Stored records:
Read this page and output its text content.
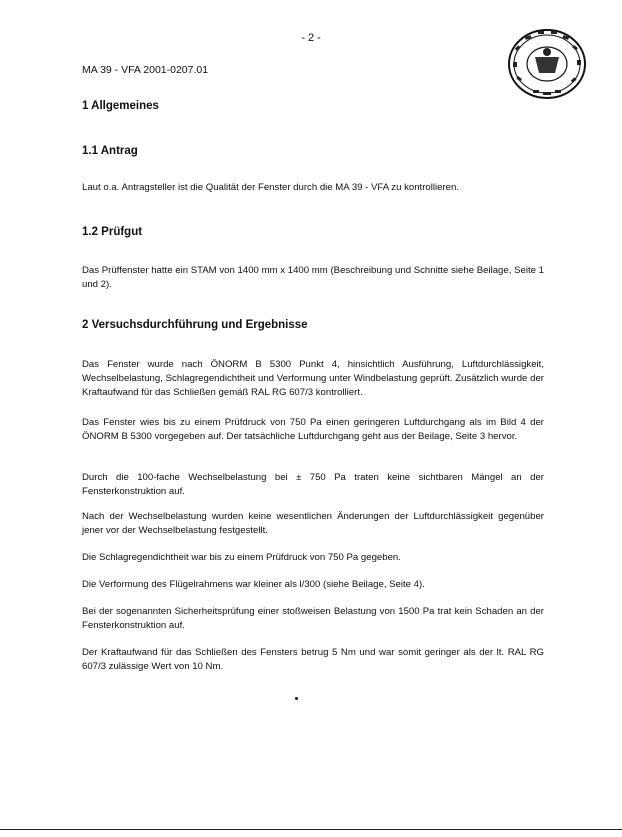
- 2 -
MA 39 - VFA 2001-0207.01
1 Allgemeines
1.1 Antrag
Laut o.a. Antragsteller ist die Qualität der Fenster durch die MA 39 - VFA zu kontrollieren.
1.2 Prüfgut
Das Prüffenster hatte ein STAM von 1400 mm x 1400 mm (Beschreibung und Schnitte siehe Beilage, Seite 1 und 2).
2 Versuchsdurchführung und Ergebnisse
Das Fenster wurde nach ÖNORM B 5300 Punkt 4, hinsichtlich Ausführung, Luftdurchlässigkeit, Wechselbelastung, Schlagregendichtheit und Verformung unter Windbelastung geprüft. Zusätzlich wurde der Kraftaufwand für das Schließen gemäß RAL RG 607/3 kontrolliert.
Das Fenster wies bis zu einem Prüfdruck von 750 Pa einen geringeren Luftdurchgang als im Bild 4 der ÖNORM B 5300 vorgegeben auf. Der tatsächliche Luftdurchgang geht aus der Beilage, Seite 3 hervor.
Durch die 100-fache Wechselbelastung bei ± 750 Pa traten keine sichtbaren Mängel an der Fensterkonstruktion auf.
Nach der Wechselbelastung wurden keine wesentlichen Änderungen der Luftdurchlässigkeit gegenüber jener vor der Wechselbelastung festgestellt.
Die Schlagregendichtheit war bis zu einem Prüfdruck von 750 Pa gegeben.
Die Verformung des Flügelrahmens war kleiner als l/300 (siehe Beilage, Seite 4).
Bei der sogenannten Sicherheitsprüfung einer stoßweisen Belastung von 1500 Pa trat kein Schaden an der Fensterkonstruktion auf.
Der Kraftaufwand für das Schließen des Fensters betrug 5 Nm und war somit geringer als der lt. RAL RG 607/3 zulässige Wert von 10 Nm.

→ Your goal
Copy the records above exactly. The pictures are not part of the copy.

→ Reply
Read this page and output its text content.
- 2 -
MA 39 - VFA 2001-0207.01
1 Allgemeines
1.1 Antrag
Laut o.a. Antragsteller ist die Qualität der Fenster durch die MA 39 - VFA zu kontrollieren.
1.2 Prüfgut
Das Prüffenster hatte ein STAM von 1400 mm x 1400 mm (Beschreibung und Schnitte siehe Beilage, Seite 1 und 2).
2 Versuchsdurchführung und Ergebnisse
Das Fenster wurde nach ÖNORM B 5300 Punkt 4, hinsichtlich Ausführung, Luftdurchlässigkeit, Wechselbelastung, Schlagregendichtheit und Verformung unter Windbelastung geprüft. Zusätzlich wurde der Kraftaufwand für das Schließen gemäß RAL RG 607/3 kontrolliert.
Das Fenster wies bis zu einem Prüfdruck von 750 Pa einen geringeren Luftdurchgang als im Bild 4 der ÖNORM B 5300 vorgegeben auf. Der tatsächliche Luftdurchgang geht aus der Beilage, Seite 3 hervor.
Durch die 100-fache Wechselbelastung bei ± 750 Pa traten keine sichtbaren Mängel an der Fensterkonstruktion auf.
Nach der Wechselbelastung wurden keine wesentlichen Änderungen der Luftdurchlässigkeit gegenüber jener vor der Wechselbelastung festgestellt.
Die Schlagregendichtheit war bis zu einem Prüfdruck von 750 Pa gegeben.
Die Verformung des Flügelrahmens war kleiner als l/300 (siehe Beilage, Seite 4).
Bei der sogenannten Sicherheitsprüfung einer stoßweisen Belastung von 1500 Pa trat kein Schaden an der Fensterkonstruktion auf.
Der Kraftaufwand für das Schließen des Fensters betrug 5 Nm und war somit geringer als der lt. RAL RG 607/3 zulässige Wert von 10 Nm.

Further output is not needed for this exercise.